- [Entries]
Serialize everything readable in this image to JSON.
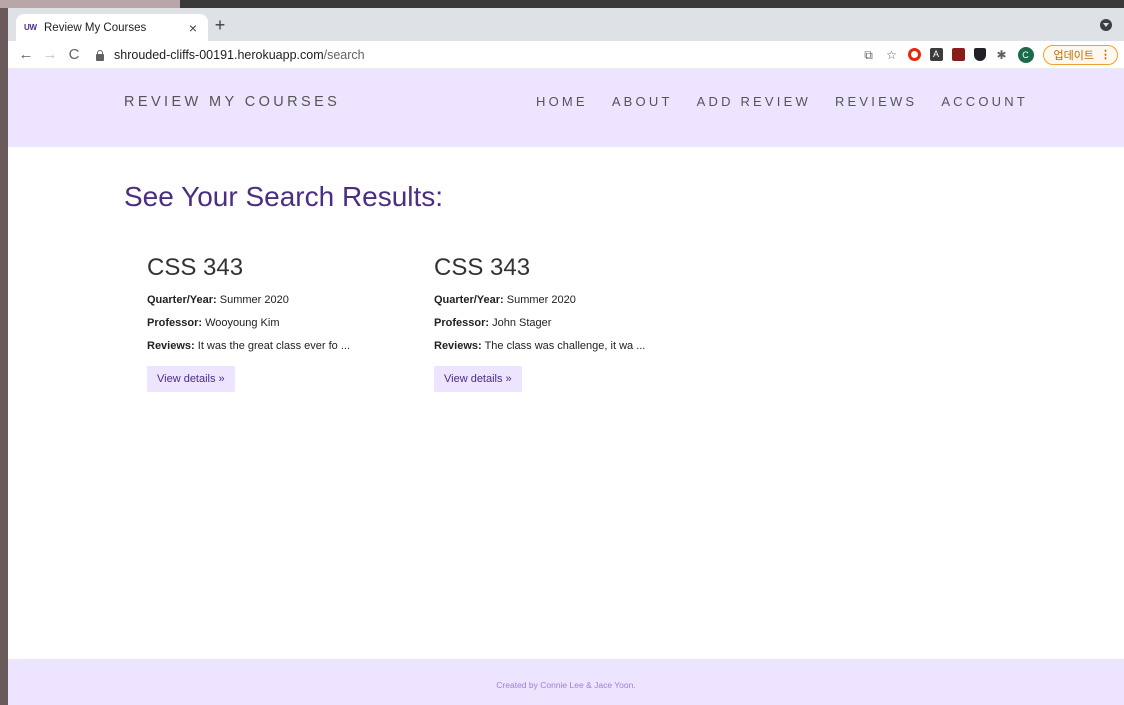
{
  "browser": {
    "tab_favicon": "UW",
    "tab_title": "Review My Courses",
    "tab_close": "×",
    "new_tab": "+",
    "back": "←",
    "forward": "→",
    "reload": "C",
    "url_host": "shrouded-cliffs-00191.herokuapp.com",
    "url_path": "/search",
    "star": "☆",
    "avatar_letter": "C",
    "update_label": "업데이트",
    "menu_dots": "⋮"
  },
  "header": {
    "brand": "REVIEW MY COURSES",
    "nav": [
      "HOME",
      "ABOUT",
      "ADD REVIEW",
      "REVIEWS",
      "ACCOUNT"
    ]
  },
  "main": {
    "heading": "See Your Search Results:",
    "results": [
      {
        "course": "CSS 343",
        "quarter_label": "Quarter/Year:",
        "quarter": "Summer 2020",
        "professor_label": "Professor:",
        "professor": "Wooyoung Kim",
        "reviews_label": "Reviews:",
        "reviews": "It was the great class ever fo ...",
        "button": "View details »"
      },
      {
        "course": "CSS 343",
        "quarter_label": "Quarter/Year:",
        "quarter": "Summer 2020",
        "professor_label": "Professor:",
        "professor": "John Stager",
        "reviews_label": "Reviews:",
        "reviews": "The class was challenge, it wa ...",
        "button": "View details »"
      }
    ]
  },
  "footer": {
    "text": "Created by Connie Lee & Jace Yoon."
  },
  "colors": {
    "accent": "#4b2e83",
    "header_bg": "#ede4ff",
    "footer_text": "#9e7fd6"
  }
}
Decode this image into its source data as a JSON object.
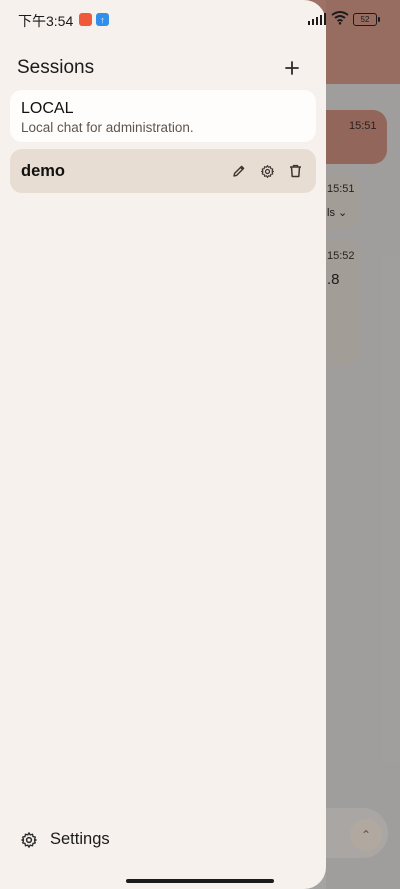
{
  "status_bar": {
    "time": "下午3:54",
    "battery": "52"
  },
  "drawer": {
    "title": "Sessions",
    "add_icon": "plus-icon",
    "sessions": [
      {
        "name": "LOCAL",
        "description": "Local chat for administration."
      },
      {
        "name": "demo",
        "actions": [
          "edit-icon",
          "gear-icon",
          "trash-icon"
        ]
      }
    ],
    "settings_label": "Settings"
  },
  "background_chat": {
    "times": [
      "15:51",
      "15:51",
      "15:52"
    ],
    "snippet_details": "ls",
    "snippet_value": ".8"
  },
  "colors": {
    "drawer_bg": "#f6f1ec",
    "selected_session_bg": "#e7ddd2",
    "header_dimmed": "#9d7165"
  }
}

- [Aim] Without including any pictures, output all the entries above exactly.

- [Result below]
Serialize everything readable in this image to JSON.
{
  "browser": {
    "tab_favicon": "UW",
    "tab_title": "Review My Courses",
    "tab_close": "×",
    "new_tab": "+",
    "back": "←",
    "forward": "→",
    "reload": "C",
    "url_host": "shrouded-cliffs-00191.herokuapp.com",
    "url_path": "/search",
    "star": "☆",
    "avatar_letter": "C",
    "update_label": "업데이트",
    "menu_dots": "⋮"
  },
  "header": {
    "brand": "REVIEW MY COURSES",
    "nav": [
      "HOME",
      "ABOUT",
      "ADD REVIEW",
      "REVIEWS",
      "ACCOUNT"
    ]
  },
  "main": {
    "heading": "See Your Search Results:",
    "results": [
      {
        "course": "CSS 343",
        "quarter_label": "Quarter/Year:",
        "quarter": "Summer 2020",
        "professor_label": "Professor:",
        "professor": "Wooyoung Kim",
        "reviews_label": "Reviews:",
        "reviews": "It was the great class ever fo ...",
        "button": "View details »"
      },
      {
        "course": "CSS 343",
        "quarter_label": "Quarter/Year:",
        "quarter": "Summer 2020",
        "professor_label": "Professor:",
        "professor": "John Stager",
        "reviews_label": "Reviews:",
        "reviews": "The class was challenge, it wa ...",
        "button": "View details »"
      }
    ]
  },
  "footer": {
    "text": "Created by Connie Lee & Jace Yoon."
  },
  "colors": {
    "accent": "#4b2e83",
    "header_bg": "#ede4ff",
    "footer_text": "#9e7fd6"
  }
}
Decode this image into its source data as a JSON object.
{
  "status_bar": {
    "time": "下午3:54",
    "battery": "52"
  },
  "drawer": {
    "title": "Sessions",
    "add_icon": "plus-icon",
    "sessions": [
      {
        "name": "LOCAL",
        "description": "Local chat for administration."
      },
      {
        "name": "demo",
        "actions": [
          "edit-icon",
          "gear-icon",
          "trash-icon"
        ]
      }
    ],
    "settings_label": "Settings"
  },
  "background_chat": {
    "times": [
      "15:51",
      "15:51",
      "15:52"
    ],
    "snippet_details": "ls",
    "snippet_value": ".8"
  },
  "colors": {
    "drawer_bg": "#f6f1ec",
    "selected_session_bg": "#e7ddd2",
    "header_dimmed": "#9d7165"
  }
}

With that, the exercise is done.